* _Written task_: Transcribe the whole listing below without changing a word, but leave out every image.

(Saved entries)
* start *

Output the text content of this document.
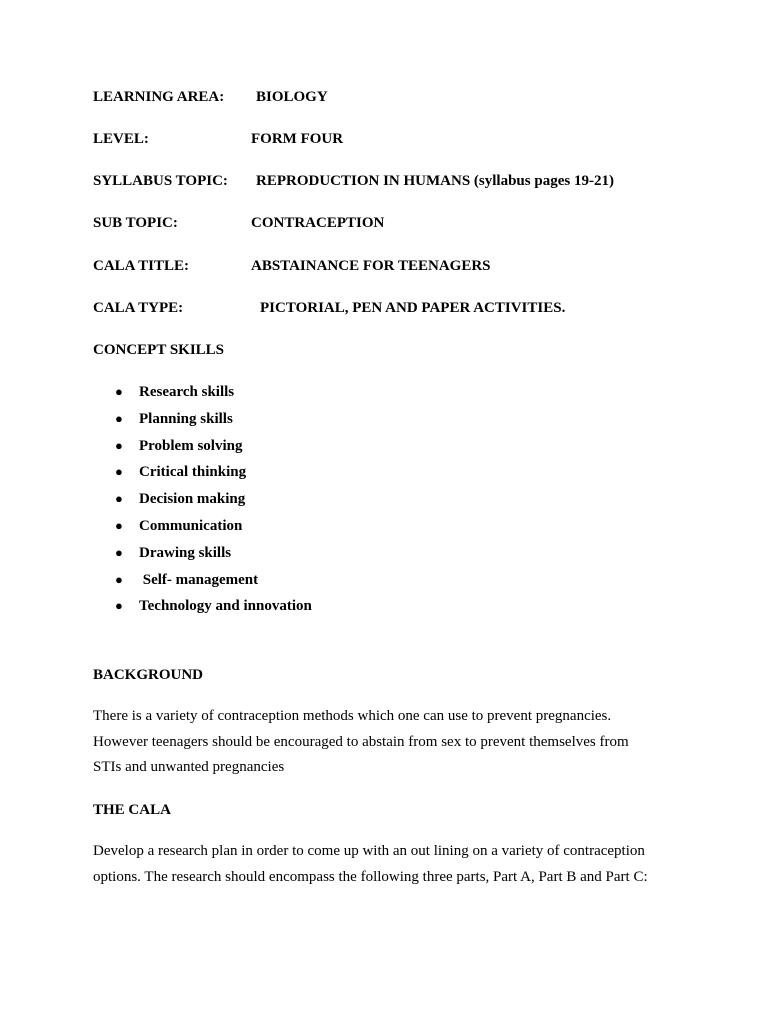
LEARNING AREA: BIOLOGY
LEVEL:	FORM FOUR
SYLLABUS TOPIC: REPRODUCTION IN HUMANS (syllabus pages 19-21)
SUB TOPIC:	CONTRACEPTION
CALA TITLE:	ABSTAINANCE FOR TEENAGERS
CALA TYPE:	PICTORIAL, PEN AND PAPER ACTIVITIES.
CONCEPT SKILLS
● Research skills
● Planning skills
● Problem solving
● Critical thinking
● Decision making
● Communication
● Drawing skills
● Self- management
● Technology and innovation
BACKGROUND
There is a variety of contraception methods which one can use to prevent pregnancies.
However teenagers should be encouraged to abstain from sex to prevent themselves from
STIs and unwanted pregnancies
THE CALA
Develop a research plan in order to come up with an out lining on a variety of contraception
options. The research should encompass the following three parts, Part A, Part B and Part C:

* end *

* _Reply_:
Output the text content of this document.
LEARNING AREA: BIOLOGY
LEVEL:	FORM FOUR
SYLLABUS TOPIC: REPRODUCTION IN HUMANS (syllabus pages 19-21)
SUB TOPIC:	CONTRACEPTION
CALA TITLE:	ABSTAINANCE FOR TEENAGERS
CALA TYPE:	PICTORIAL, PEN AND PAPER ACTIVITIES.
CONCEPT SKILLS
● Research skills
● Planning skills
● Problem solving
● Critical thinking
● Decision making
● Communication
● Drawing skills
● Self- management
● Technology and innovation
BACKGROUND
There is a variety of contraception methods which one can use to prevent pregnancies.
However teenagers should be encouraged to abstain from sex to prevent themselves from
STIs and unwanted pregnancies
THE CALA
Develop a research plan in order to come up with an out lining on a variety of contraception
options. The research should encompass the following three parts, Part A, Part B and Part C:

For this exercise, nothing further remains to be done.